**Record list**
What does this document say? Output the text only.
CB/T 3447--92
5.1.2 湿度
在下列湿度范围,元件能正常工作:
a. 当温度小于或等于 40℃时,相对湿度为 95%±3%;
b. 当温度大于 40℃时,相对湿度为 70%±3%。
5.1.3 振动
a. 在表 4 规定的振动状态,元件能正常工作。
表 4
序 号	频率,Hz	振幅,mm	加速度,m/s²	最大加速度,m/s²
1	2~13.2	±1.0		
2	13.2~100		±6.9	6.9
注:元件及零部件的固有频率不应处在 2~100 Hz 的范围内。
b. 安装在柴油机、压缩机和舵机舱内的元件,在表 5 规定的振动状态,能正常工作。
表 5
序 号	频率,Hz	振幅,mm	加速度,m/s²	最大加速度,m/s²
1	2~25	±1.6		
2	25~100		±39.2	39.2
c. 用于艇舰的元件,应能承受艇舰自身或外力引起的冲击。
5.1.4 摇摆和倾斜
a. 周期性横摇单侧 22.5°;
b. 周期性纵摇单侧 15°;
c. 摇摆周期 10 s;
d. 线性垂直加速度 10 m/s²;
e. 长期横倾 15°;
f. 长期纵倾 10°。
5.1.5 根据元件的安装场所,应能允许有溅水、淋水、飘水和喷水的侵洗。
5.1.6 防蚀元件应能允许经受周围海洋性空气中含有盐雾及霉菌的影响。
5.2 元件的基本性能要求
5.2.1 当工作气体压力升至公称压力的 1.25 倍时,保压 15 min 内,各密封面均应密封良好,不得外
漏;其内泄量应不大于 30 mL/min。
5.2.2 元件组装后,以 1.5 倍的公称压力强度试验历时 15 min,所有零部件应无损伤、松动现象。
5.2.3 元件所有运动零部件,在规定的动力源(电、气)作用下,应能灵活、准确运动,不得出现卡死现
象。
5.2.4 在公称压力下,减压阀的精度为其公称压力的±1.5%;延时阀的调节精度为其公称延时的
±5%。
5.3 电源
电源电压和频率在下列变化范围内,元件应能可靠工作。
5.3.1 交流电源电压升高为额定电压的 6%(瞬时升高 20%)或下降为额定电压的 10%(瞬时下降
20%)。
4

**Problem details**
Every entry should be output exactly as written, please.

**Full response**
What does this document say? Output the text only.
CB/T 3447--92
5.1.2 湿度
在下列湿度范围,元件能正常工作:
a. 当温度小于或等于 40℃时,相对湿度为 95%±3%;
b. 当温度大于 40℃时,相对湿度为 70%±3%。
5.1.3 振动
a. 在表 4 规定的振动状态,元件能正常工作。
表 4
序 号	频率,Hz	振幅,mm	加速度,m/s²	最大加速度,m/s²
1	2~13.2	±1.0		
2	13.2~100		±6.9	6.9
注:元件及零部件的固有频率不应处在 2~100 Hz 的范围内。
b. 安装在柴油机、压缩机和舵机舱内的元件,在表 5 规定的振动状态,能正常工作。
表 5
序 号	频率,Hz	振幅,mm	加速度,m/s²	最大加速度,m/s²
1	2~25	±1.6		
2	25~100		±39.2	39.2
c. 用于艇舰的元件,应能承受艇舰自身或外力引起的冲击。
5.1.4 摇摆和倾斜
a. 周期性横摇单侧 22.5°;
b. 周期性纵摇单侧 15°;
c. 摇摆周期 10 s;
d. 线性垂直加速度 10 m/s²;
e. 长期横倾 15°;
f. 长期纵倾 10°。
5.1.5 根据元件的安装场所,应能允许有溅水、淋水、飘水和喷水的侵洗。
5.1.6 防蚀元件应能允许经受周围海洋性空气中含有盐雾及霉菌的影响。
5.2 元件的基本性能要求
5.2.1 当工作气体压力升至公称压力的 1.25 倍时,保压 15 min 内,各密封面均应密封良好,不得外
漏;其内泄量应不大于 30 mL/min。
5.2.2 元件组装后,以 1.5 倍的公称压力强度试验历时 15 min,所有零部件应无损伤、松动现象。
5.2.3 元件所有运动零部件,在规定的动力源(电、气)作用下,应能灵活、准确运动,不得出现卡死现
象。
5.2.4 在公称压力下,减压阀的精度为其公称压力的±1.5%;延时阀的调节精度为其公称延时的
±5%。
5.3 电源
电源电压和频率在下列变化范围内,元件应能可靠工作。
5.3.1 交流电源电压升高为额定电压的 6%(瞬时升高 20%)或下降为额定电压的 10%(瞬时下降
20%)。
4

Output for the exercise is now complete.